⟨
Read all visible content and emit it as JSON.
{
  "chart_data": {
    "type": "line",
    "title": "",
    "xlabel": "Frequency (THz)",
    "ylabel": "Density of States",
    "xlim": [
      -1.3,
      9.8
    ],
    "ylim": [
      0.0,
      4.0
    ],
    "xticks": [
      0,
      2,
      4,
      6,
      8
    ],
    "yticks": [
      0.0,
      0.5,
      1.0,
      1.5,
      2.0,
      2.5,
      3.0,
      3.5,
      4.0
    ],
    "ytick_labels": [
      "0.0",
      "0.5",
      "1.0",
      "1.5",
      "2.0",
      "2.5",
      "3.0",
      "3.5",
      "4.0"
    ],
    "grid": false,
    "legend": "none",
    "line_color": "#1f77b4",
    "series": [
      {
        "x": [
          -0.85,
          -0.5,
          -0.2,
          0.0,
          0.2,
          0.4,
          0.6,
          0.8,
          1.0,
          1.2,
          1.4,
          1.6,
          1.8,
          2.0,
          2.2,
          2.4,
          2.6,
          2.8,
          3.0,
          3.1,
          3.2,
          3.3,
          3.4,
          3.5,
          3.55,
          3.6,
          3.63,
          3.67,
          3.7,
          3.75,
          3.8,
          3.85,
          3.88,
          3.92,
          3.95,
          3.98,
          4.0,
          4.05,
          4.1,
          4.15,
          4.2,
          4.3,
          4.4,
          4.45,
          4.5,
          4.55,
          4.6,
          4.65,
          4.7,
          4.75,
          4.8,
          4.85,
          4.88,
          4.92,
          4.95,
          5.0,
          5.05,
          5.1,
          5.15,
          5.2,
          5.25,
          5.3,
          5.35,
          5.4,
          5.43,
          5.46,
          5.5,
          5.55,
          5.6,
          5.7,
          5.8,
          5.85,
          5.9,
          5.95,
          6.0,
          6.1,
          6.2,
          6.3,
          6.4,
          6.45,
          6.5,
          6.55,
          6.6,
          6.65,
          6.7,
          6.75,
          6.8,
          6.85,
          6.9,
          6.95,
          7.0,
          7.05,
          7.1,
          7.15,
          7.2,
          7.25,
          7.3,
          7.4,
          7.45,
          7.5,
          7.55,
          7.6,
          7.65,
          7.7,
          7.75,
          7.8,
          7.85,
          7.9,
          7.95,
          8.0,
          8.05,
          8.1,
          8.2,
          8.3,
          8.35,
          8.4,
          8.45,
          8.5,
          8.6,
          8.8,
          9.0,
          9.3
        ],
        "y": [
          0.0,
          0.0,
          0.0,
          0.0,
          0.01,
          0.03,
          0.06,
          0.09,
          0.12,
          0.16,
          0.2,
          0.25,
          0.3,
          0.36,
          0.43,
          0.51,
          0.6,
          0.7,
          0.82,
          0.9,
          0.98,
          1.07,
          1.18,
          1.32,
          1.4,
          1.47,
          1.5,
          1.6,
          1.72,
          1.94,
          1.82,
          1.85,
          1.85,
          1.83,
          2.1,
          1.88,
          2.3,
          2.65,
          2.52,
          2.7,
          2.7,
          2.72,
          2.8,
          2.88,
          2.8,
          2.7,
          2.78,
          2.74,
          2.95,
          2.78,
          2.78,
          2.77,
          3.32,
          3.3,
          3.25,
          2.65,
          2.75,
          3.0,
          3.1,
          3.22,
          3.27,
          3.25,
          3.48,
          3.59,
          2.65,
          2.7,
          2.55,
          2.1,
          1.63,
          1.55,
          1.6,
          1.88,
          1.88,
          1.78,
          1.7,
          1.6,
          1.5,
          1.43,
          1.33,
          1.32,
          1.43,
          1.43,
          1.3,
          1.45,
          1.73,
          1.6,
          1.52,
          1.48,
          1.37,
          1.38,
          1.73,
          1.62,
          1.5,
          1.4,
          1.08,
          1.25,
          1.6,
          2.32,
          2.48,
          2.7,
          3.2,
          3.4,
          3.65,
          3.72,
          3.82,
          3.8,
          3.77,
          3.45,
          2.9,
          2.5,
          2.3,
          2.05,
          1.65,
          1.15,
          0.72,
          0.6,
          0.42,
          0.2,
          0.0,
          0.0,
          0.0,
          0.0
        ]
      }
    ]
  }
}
⟩
⟨
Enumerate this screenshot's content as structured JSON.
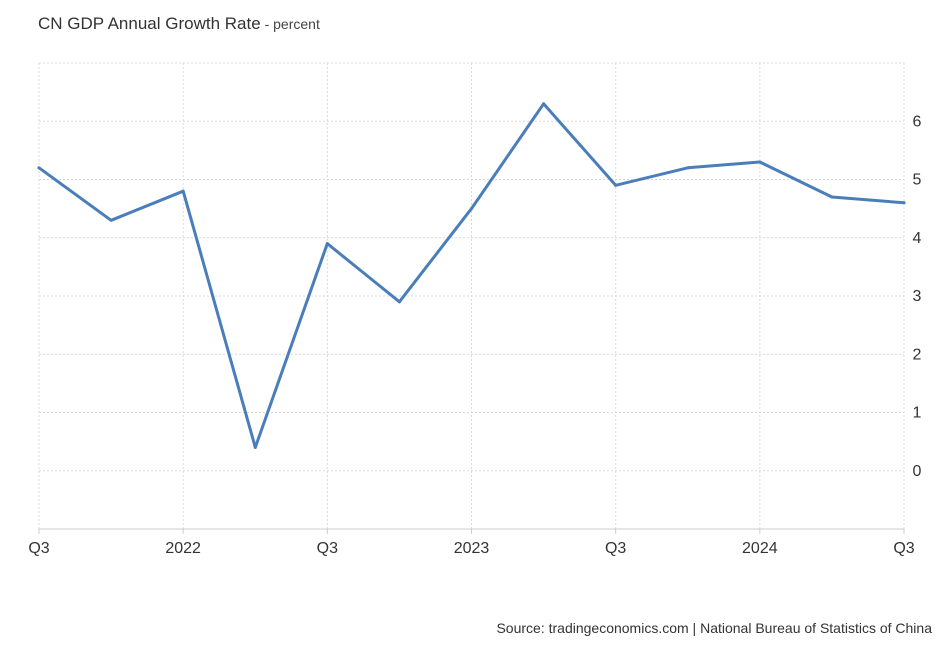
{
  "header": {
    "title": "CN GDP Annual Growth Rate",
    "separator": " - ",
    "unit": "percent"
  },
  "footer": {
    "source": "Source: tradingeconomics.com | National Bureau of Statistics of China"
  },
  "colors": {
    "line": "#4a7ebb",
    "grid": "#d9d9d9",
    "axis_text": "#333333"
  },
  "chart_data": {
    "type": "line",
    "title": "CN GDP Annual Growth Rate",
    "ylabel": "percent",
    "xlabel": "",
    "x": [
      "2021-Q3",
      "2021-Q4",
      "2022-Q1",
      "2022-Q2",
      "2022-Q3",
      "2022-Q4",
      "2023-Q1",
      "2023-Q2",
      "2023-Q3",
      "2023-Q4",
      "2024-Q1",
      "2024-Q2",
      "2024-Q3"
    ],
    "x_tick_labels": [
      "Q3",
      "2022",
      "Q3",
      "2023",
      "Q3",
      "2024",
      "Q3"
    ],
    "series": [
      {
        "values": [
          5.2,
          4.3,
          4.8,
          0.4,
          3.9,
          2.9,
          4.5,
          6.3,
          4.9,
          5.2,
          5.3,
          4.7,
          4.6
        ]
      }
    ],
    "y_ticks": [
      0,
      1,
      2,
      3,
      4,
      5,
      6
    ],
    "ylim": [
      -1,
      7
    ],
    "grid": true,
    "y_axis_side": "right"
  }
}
⟩
⟨
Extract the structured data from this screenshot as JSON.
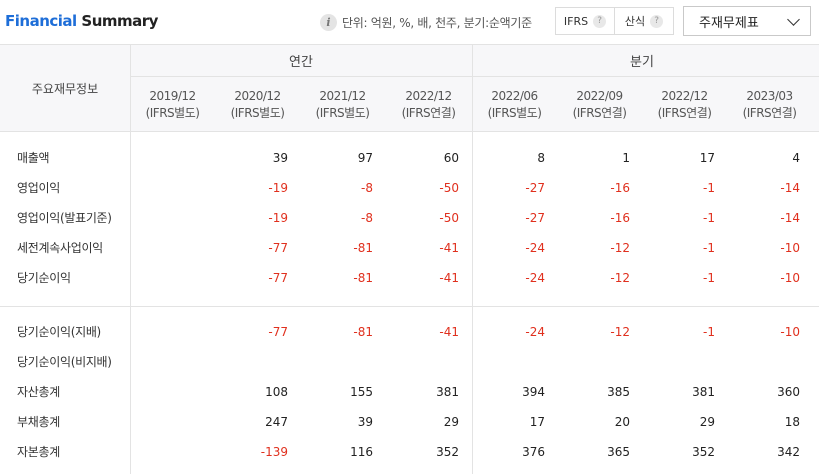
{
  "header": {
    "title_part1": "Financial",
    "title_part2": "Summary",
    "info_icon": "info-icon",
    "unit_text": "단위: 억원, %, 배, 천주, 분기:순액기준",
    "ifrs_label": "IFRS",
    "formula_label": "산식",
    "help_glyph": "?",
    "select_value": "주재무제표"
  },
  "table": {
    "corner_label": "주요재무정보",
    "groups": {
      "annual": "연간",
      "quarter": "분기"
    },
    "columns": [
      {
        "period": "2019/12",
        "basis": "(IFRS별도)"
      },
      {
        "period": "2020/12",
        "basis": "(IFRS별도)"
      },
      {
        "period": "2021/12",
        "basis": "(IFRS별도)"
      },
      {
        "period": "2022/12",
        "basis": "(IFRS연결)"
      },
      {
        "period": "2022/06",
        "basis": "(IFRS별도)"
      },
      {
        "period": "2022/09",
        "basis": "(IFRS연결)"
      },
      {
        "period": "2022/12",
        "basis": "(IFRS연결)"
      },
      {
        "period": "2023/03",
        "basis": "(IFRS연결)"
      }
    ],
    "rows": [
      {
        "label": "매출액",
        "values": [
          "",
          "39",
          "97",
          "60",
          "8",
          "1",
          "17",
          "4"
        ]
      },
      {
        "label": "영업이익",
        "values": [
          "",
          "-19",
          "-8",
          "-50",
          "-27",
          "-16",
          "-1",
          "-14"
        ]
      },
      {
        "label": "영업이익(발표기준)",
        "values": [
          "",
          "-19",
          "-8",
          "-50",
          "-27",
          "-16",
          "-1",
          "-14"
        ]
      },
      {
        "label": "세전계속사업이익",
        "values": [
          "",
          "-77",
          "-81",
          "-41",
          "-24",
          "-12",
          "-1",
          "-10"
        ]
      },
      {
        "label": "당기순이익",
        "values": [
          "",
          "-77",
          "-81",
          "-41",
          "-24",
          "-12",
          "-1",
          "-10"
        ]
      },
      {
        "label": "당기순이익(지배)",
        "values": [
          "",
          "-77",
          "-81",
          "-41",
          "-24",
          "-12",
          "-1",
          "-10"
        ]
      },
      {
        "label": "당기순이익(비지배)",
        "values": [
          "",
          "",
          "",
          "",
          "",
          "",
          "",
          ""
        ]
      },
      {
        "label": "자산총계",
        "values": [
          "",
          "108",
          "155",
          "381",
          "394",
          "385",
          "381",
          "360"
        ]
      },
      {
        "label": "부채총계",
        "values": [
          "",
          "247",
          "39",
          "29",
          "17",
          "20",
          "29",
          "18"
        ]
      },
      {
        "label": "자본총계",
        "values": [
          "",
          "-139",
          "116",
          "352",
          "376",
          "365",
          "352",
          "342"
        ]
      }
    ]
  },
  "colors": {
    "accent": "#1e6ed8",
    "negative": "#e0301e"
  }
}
⟩
| Required work |
Compute the number of lines above that contain the string "당기순이익". Reply with that value only.

| Completed task |
3